Records:
++++
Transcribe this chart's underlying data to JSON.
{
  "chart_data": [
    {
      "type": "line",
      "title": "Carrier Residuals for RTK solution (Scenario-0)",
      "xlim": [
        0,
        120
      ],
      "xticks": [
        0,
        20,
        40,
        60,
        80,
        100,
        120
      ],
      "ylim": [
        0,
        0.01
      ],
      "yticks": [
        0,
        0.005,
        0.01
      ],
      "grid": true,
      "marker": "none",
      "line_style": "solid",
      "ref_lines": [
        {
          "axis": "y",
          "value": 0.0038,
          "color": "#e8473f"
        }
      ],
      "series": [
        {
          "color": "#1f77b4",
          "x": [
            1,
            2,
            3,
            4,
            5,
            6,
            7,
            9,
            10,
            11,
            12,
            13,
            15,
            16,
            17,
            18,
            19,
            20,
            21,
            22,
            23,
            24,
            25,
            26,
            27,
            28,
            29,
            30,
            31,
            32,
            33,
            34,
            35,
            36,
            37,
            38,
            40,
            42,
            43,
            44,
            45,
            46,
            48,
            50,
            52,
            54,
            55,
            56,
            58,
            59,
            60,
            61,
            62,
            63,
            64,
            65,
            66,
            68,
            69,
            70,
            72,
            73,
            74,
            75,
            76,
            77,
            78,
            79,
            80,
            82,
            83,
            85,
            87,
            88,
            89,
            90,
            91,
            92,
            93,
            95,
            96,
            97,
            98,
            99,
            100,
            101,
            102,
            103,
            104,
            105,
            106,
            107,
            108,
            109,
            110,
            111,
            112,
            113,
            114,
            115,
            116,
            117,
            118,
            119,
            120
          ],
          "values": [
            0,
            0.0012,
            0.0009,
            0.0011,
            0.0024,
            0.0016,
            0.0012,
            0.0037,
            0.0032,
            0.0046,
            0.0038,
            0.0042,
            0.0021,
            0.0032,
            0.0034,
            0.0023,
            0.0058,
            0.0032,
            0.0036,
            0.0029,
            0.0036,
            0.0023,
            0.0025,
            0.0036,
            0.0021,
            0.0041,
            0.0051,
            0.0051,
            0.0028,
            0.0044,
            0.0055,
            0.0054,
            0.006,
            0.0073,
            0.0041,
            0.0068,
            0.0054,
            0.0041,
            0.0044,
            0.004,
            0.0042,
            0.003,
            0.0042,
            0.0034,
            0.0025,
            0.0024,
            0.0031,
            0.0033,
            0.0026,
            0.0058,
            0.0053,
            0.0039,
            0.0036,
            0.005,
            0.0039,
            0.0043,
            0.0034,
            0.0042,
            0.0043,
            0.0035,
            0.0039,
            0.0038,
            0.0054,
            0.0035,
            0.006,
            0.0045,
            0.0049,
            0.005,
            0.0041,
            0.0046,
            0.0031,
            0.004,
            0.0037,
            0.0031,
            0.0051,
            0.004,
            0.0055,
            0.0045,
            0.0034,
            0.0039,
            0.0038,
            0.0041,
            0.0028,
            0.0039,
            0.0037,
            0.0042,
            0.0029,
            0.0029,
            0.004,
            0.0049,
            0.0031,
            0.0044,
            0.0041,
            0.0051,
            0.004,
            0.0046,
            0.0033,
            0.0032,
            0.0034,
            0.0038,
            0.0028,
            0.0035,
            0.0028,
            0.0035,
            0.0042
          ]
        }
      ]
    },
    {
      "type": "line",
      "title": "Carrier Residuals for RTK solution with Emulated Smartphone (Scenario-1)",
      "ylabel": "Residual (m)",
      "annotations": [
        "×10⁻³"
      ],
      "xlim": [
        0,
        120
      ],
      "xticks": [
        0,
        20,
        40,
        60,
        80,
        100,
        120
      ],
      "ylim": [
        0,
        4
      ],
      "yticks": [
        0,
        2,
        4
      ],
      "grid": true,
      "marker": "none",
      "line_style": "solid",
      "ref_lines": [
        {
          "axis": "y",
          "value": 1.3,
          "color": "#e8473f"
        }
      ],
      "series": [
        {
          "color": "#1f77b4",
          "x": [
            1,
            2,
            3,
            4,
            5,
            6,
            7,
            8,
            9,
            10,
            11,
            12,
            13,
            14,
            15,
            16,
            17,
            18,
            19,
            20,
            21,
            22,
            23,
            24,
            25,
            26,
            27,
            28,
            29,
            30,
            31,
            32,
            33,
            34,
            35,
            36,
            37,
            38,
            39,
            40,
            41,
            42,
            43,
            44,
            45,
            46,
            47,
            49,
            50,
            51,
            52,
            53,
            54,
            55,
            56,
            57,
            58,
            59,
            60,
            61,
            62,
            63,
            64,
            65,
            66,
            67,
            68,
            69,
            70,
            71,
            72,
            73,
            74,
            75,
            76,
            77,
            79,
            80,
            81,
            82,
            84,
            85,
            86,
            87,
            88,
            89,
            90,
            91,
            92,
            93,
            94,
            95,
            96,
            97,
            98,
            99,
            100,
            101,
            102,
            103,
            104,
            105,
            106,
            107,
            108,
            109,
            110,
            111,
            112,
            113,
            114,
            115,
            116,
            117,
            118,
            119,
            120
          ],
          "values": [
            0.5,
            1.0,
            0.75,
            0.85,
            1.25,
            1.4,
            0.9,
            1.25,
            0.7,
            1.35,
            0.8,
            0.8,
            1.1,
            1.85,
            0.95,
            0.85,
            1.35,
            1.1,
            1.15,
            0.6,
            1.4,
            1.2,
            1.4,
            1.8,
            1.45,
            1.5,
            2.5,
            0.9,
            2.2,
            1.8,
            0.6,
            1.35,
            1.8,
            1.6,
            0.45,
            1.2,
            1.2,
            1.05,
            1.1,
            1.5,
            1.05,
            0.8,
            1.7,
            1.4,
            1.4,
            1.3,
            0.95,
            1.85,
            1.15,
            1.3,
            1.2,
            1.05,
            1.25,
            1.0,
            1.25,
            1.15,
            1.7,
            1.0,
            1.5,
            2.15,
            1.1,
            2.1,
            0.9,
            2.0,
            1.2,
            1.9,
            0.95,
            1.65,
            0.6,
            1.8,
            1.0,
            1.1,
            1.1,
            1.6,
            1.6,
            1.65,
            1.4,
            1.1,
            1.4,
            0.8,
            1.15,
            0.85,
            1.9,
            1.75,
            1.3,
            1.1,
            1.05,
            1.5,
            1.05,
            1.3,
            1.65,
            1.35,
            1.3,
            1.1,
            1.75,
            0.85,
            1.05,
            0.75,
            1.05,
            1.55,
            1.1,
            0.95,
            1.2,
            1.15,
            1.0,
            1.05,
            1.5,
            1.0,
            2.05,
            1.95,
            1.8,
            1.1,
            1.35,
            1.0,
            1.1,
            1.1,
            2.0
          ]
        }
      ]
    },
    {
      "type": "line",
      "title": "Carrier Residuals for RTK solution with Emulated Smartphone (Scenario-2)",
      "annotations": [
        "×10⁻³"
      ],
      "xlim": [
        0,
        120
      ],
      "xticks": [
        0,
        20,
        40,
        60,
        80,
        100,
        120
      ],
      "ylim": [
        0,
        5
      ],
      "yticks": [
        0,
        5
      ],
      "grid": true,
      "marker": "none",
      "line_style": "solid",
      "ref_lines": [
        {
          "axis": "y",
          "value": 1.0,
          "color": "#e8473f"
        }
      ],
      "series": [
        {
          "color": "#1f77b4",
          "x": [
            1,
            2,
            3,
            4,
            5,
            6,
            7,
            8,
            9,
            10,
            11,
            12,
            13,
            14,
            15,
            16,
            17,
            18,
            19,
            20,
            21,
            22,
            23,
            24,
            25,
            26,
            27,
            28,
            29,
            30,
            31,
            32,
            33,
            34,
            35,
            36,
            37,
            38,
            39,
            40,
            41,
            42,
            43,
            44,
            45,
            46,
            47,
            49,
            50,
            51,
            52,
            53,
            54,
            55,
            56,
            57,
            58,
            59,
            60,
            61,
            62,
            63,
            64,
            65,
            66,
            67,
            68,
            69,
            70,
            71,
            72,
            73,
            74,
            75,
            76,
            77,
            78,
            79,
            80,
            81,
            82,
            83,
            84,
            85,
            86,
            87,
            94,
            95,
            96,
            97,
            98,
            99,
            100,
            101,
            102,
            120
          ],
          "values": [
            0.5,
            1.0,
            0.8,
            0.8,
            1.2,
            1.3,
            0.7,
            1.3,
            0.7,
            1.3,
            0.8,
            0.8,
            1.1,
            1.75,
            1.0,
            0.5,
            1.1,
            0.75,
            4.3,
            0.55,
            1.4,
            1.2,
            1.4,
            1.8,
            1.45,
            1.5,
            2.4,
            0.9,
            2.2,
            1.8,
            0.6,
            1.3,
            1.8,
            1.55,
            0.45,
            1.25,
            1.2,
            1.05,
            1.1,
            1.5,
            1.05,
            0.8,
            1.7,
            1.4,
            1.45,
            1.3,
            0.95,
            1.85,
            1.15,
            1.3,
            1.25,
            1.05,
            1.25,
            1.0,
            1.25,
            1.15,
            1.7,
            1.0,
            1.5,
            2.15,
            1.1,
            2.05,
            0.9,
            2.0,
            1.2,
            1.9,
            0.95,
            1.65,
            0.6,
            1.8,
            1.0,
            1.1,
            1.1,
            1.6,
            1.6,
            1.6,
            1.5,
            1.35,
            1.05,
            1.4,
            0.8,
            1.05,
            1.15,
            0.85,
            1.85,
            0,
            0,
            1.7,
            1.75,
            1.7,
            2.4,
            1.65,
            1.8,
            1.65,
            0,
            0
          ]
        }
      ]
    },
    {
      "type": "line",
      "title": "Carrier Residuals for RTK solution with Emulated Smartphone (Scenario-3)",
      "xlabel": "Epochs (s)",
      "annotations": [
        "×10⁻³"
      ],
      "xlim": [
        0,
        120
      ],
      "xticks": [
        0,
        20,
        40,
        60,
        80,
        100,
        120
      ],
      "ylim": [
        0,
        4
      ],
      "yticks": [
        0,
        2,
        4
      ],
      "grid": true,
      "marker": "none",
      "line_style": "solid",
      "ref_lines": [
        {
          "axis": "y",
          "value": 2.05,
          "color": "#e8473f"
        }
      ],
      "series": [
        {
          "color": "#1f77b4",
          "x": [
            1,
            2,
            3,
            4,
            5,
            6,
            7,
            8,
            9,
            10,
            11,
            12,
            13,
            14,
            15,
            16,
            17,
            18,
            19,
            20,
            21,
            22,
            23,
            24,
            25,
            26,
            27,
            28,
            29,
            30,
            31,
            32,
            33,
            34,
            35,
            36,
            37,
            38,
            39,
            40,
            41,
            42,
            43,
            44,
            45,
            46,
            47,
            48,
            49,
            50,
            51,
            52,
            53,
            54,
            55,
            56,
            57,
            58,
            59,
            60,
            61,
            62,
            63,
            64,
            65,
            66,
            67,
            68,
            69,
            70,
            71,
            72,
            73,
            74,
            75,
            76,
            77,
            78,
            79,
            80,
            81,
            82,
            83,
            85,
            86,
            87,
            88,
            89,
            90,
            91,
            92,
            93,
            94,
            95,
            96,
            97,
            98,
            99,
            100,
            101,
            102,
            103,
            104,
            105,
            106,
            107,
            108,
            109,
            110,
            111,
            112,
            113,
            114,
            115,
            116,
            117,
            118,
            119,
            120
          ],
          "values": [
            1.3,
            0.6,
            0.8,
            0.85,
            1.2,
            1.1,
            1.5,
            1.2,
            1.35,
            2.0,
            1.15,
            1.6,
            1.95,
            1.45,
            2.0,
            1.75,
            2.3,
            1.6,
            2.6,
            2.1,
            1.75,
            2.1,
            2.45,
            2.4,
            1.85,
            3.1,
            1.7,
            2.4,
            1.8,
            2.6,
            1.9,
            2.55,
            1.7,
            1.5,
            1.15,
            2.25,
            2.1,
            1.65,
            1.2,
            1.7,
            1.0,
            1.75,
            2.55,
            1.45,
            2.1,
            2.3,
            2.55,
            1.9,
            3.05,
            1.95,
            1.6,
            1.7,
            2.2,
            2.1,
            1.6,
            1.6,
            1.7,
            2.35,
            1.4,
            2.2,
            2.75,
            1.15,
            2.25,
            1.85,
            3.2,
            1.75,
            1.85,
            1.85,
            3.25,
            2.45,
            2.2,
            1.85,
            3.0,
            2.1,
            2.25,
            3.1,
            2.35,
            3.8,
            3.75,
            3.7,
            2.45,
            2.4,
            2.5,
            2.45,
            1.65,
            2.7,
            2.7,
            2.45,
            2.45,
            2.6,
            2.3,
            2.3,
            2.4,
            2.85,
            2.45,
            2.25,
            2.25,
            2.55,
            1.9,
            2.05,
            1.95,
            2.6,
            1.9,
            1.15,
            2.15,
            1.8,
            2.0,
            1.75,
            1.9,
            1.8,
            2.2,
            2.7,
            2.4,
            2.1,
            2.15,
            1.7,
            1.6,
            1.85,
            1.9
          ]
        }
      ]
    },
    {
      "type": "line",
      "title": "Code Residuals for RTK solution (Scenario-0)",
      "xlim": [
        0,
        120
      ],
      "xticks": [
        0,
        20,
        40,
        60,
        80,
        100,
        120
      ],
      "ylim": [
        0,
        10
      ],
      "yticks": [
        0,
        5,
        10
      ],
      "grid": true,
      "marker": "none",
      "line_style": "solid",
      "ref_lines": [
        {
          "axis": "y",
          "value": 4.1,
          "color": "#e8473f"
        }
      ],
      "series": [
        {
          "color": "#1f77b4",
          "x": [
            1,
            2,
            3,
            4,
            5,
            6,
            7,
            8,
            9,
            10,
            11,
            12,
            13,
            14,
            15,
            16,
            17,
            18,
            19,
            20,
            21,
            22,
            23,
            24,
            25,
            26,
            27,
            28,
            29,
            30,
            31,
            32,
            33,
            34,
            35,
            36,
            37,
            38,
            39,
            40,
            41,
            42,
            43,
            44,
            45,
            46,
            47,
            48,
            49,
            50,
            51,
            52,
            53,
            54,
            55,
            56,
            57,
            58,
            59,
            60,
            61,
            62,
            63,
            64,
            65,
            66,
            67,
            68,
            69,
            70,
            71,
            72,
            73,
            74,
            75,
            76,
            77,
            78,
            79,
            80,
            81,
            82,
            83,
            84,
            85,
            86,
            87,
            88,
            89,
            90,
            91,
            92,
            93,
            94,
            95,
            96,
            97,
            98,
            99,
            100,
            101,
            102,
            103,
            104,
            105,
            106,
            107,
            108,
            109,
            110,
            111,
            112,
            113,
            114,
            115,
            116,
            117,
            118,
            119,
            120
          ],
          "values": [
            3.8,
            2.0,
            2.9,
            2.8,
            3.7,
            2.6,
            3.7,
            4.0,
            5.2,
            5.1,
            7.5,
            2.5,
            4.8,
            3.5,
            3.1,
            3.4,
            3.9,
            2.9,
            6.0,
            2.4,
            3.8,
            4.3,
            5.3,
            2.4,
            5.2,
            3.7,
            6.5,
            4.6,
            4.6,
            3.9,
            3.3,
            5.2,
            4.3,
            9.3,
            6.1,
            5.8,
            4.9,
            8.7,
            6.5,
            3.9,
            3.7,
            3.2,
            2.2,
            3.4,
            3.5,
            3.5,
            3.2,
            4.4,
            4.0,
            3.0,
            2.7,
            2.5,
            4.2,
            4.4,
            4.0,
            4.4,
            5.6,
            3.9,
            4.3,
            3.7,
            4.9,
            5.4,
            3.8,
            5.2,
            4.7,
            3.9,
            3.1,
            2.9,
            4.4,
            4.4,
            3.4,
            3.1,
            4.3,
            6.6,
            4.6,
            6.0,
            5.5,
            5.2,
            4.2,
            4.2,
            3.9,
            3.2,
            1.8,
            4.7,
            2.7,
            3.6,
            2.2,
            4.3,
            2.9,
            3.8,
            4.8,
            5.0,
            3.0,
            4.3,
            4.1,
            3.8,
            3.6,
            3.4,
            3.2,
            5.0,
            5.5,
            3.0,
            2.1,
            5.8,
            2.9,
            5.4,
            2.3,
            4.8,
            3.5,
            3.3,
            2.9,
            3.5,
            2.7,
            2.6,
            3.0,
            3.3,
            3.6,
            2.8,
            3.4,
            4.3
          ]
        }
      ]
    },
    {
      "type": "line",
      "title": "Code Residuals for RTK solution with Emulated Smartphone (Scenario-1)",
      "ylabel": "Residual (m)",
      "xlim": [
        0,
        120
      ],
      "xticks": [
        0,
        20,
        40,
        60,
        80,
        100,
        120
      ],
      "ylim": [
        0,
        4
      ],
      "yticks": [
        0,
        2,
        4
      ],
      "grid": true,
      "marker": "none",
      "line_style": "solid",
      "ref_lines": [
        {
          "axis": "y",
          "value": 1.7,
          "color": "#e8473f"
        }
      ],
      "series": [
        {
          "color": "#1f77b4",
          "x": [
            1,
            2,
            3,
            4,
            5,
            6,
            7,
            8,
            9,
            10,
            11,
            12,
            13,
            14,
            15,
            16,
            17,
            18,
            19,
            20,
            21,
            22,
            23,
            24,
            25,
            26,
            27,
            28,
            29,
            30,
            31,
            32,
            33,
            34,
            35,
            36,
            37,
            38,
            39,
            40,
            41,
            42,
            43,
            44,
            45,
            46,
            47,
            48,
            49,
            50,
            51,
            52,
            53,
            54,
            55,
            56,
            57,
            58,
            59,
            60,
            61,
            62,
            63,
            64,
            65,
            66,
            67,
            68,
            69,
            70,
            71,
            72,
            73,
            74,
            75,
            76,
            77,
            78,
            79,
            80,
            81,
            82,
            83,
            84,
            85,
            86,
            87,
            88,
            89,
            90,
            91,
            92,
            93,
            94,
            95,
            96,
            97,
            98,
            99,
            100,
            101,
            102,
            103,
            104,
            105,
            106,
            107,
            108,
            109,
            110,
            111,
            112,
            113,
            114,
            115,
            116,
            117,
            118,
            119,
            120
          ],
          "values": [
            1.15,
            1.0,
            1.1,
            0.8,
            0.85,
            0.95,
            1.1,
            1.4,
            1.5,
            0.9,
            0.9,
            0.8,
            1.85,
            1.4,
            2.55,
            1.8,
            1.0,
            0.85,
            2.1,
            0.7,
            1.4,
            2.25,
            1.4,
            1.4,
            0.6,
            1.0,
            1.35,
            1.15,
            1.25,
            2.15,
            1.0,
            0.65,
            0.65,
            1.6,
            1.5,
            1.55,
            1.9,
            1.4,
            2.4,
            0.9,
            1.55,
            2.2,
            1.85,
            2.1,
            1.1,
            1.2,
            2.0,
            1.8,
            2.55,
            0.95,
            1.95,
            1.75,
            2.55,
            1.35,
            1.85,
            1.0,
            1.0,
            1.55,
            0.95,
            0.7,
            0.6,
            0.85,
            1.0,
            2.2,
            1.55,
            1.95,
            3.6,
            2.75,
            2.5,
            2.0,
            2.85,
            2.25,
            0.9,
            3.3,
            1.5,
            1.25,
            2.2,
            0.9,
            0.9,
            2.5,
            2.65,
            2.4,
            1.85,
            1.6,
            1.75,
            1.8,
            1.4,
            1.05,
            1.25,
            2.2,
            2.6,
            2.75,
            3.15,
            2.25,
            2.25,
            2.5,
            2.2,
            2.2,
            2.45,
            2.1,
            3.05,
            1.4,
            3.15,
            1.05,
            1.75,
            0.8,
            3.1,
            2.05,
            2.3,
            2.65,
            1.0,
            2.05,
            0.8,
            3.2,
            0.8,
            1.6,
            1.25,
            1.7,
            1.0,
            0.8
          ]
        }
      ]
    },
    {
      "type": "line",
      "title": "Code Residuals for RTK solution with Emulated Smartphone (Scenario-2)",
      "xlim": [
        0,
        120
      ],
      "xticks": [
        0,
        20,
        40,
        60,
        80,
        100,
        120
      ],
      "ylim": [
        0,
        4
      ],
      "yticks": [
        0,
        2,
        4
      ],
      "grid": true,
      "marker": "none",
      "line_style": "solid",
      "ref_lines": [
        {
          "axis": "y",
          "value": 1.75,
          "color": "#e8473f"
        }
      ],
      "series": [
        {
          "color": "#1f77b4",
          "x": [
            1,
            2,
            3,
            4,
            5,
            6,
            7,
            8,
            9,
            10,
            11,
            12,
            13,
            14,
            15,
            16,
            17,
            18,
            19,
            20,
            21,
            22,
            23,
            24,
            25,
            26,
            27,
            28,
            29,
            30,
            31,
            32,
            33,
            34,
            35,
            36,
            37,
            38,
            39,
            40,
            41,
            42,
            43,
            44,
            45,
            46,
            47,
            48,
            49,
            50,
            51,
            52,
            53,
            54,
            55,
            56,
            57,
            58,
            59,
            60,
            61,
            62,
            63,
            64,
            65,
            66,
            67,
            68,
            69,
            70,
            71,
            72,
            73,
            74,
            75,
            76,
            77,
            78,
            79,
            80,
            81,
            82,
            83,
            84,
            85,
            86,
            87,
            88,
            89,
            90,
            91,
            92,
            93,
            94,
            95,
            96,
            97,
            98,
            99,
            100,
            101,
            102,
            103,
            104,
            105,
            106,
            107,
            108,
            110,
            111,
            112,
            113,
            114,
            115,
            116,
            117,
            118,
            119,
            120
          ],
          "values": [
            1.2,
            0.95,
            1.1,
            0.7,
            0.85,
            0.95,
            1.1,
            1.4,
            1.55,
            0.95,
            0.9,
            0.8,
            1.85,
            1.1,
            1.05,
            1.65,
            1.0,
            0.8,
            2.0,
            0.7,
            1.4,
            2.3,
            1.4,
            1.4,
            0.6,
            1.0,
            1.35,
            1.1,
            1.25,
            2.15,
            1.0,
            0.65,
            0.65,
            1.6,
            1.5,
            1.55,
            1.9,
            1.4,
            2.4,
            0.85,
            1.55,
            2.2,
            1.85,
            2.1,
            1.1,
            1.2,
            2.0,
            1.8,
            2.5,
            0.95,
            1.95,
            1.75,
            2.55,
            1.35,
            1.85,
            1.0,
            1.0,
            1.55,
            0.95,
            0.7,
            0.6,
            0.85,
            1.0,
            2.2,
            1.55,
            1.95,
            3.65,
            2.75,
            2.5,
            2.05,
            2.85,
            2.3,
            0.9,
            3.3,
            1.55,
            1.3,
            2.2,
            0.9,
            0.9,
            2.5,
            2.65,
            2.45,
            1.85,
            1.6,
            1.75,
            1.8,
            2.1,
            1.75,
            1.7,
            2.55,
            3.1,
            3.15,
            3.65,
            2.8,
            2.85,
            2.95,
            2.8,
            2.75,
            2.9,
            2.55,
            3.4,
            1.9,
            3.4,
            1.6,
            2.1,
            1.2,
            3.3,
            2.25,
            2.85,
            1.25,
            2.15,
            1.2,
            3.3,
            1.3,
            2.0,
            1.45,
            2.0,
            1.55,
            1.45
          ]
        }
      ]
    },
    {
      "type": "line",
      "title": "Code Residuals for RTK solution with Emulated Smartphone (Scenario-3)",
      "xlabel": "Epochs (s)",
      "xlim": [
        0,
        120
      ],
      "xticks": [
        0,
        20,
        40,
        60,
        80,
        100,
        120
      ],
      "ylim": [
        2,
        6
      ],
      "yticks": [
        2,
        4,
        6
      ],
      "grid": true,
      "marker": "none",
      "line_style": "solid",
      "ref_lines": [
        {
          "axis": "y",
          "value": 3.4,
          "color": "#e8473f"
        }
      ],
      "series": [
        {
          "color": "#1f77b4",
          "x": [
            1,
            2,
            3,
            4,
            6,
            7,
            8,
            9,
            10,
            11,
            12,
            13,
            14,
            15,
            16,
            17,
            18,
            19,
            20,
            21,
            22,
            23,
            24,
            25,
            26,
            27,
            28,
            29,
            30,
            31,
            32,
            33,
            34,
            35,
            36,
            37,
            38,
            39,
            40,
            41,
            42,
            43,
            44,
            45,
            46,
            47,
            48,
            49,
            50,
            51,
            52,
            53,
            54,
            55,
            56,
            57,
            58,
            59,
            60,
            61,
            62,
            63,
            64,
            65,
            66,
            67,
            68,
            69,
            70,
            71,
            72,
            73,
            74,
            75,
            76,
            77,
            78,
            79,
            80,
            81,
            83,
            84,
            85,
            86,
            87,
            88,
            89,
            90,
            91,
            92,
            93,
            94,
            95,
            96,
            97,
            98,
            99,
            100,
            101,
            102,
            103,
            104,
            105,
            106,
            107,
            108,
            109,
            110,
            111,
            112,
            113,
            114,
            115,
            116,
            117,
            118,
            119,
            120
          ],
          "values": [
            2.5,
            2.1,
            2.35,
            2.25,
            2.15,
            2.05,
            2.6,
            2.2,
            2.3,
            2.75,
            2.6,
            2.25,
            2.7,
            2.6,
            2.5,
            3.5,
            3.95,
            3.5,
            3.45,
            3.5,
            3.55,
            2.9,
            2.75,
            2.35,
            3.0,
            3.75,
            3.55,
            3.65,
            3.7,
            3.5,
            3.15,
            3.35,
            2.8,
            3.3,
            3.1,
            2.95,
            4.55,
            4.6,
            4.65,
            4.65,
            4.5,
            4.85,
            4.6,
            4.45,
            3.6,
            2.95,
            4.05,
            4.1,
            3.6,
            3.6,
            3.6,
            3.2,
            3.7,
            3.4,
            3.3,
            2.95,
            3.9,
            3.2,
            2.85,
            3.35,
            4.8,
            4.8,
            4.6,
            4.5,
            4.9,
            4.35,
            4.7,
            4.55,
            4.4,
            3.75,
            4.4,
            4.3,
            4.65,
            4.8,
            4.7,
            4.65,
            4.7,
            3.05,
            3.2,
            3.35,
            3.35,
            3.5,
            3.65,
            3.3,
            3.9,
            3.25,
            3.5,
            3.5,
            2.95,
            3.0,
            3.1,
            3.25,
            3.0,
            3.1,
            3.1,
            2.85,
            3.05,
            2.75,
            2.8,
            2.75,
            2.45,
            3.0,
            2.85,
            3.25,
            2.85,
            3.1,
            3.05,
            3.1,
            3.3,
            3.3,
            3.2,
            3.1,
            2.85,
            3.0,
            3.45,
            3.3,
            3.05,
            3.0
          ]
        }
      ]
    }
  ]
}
++++
§ **Task objective**: Say how many lines in this listing hold the string "title", giving the count and nothing more.

§ **Solved exercise**: 8